* **Exercise instructions**:
In the entries that follow, find the word "Tauro" and report each line it is on.

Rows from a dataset
━━━━━━
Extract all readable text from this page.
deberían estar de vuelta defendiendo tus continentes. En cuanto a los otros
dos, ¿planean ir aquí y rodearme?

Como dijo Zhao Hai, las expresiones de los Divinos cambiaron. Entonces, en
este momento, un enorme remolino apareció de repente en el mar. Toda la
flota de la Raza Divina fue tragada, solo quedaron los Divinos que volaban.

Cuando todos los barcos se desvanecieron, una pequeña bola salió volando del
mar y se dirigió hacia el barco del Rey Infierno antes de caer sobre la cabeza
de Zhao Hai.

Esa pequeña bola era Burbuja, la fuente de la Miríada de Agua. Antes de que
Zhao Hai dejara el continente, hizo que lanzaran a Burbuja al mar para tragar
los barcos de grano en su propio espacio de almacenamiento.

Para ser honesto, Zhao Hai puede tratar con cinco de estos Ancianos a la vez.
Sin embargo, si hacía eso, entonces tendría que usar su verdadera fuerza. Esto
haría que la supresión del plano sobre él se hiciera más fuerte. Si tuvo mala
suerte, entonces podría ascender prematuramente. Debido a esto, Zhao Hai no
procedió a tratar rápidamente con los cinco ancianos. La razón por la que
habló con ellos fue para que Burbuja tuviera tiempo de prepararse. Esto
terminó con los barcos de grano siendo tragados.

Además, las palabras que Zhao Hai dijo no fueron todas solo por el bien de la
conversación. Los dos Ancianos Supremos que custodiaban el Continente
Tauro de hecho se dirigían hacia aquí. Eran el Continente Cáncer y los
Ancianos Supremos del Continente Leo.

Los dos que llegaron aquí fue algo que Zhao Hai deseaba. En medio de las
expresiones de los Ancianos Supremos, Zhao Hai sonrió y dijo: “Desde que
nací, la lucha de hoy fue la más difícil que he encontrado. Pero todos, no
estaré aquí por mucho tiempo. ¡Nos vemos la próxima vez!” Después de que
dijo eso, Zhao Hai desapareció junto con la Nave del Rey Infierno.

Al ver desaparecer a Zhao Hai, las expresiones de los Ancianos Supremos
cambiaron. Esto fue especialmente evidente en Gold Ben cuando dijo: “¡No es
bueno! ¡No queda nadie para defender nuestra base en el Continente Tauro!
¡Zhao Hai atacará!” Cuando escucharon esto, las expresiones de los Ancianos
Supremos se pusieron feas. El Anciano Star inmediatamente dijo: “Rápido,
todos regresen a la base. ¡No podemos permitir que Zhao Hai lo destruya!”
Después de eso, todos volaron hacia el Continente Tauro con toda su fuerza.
━━━━━━
* **The result**:
Tauro de hecho se dirigían hacia aquí. Eran el Continente Cáncer y los
bueno! ¡No queda nadie para defender nuestra base en el Continente Tauro!
Después de eso, todos volaron hacia el Continente Tauro con toda su fuerza.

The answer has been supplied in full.